■ Written instruction
The material below should be written out in full and exactly; pictures stay out of the copy.

■ Data excerpts
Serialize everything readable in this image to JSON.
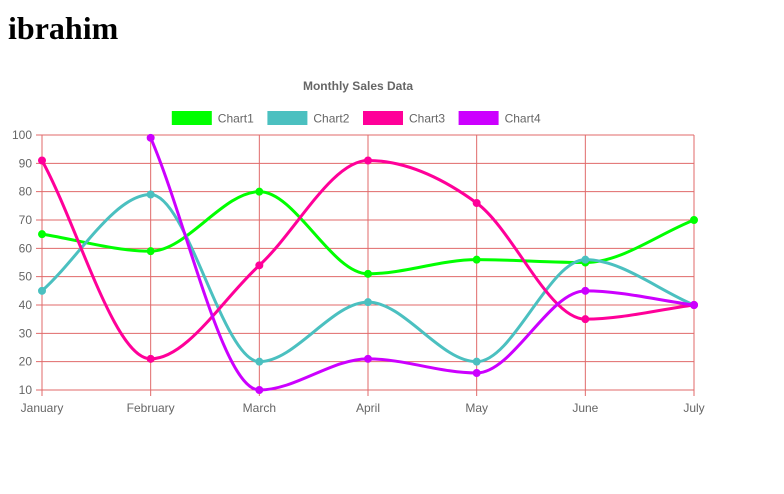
{
  "page": {
    "heading": "ibrahim"
  },
  "colors": {
    "grid": "#e06a6a",
    "axis_text": "#666666",
    "title_text": "#666666"
  },
  "chart_data": {
    "type": "line",
    "title": "Monthly Sales Data",
    "xlabel": "",
    "ylabel": "",
    "categories": [
      "January",
      "February",
      "March",
      "April",
      "May",
      "June",
      "July"
    ],
    "ylim": [
      10,
      100
    ],
    "yticks": [
      10,
      20,
      30,
      40,
      50,
      60,
      70,
      80,
      90,
      100
    ],
    "grid": true,
    "legend_position": "top",
    "line_style": "smooth",
    "series": [
      {
        "name": "Chart1",
        "color": "#00ff00",
        "values": [
          65,
          59,
          80,
          51,
          56,
          55,
          70
        ]
      },
      {
        "name": "Chart2",
        "color": "#4bc0c0",
        "values": [
          45,
          79,
          20,
          41,
          20,
          56,
          40
        ]
      },
      {
        "name": "Chart3",
        "color": "#ff0099",
        "values": [
          91,
          21,
          54,
          91,
          76,
          35,
          40
        ]
      },
      {
        "name": "Chart4",
        "color": "#cc00ff",
        "values": [
          null,
          99,
          10,
          21,
          16,
          45,
          40
        ]
      }
    ]
  }
}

■ Written reply
Serialize everything readable in this image to JSON.
{
  "page": {
    "heading": "ibrahim"
  },
  "colors": {
    "grid": "#e06a6a",
    "axis_text": "#666666",
    "title_text": "#666666"
  },
  "chart_data": {
    "type": "line",
    "title": "Monthly Sales Data",
    "xlabel": "",
    "ylabel": "",
    "categories": [
      "January",
      "February",
      "March",
      "April",
      "May",
      "June",
      "July"
    ],
    "ylim": [
      10,
      100
    ],
    "yticks": [
      10,
      20,
      30,
      40,
      50,
      60,
      70,
      80,
      90,
      100
    ],
    "grid": true,
    "legend_position": "top",
    "line_style": "smooth",
    "series": [
      {
        "name": "Chart1",
        "color": "#00ff00",
        "values": [
          65,
          59,
          80,
          51,
          56,
          55,
          70
        ]
      },
      {
        "name": "Chart2",
        "color": "#4bc0c0",
        "values": [
          45,
          79,
          20,
          41,
          20,
          56,
          40
        ]
      },
      {
        "name": "Chart3",
        "color": "#ff0099",
        "values": [
          91,
          21,
          54,
          91,
          76,
          35,
          40
        ]
      },
      {
        "name": "Chart4",
        "color": "#cc00ff",
        "values": [
          null,
          99,
          10,
          21,
          16,
          45,
          40
        ]
      }
    ]
  }
}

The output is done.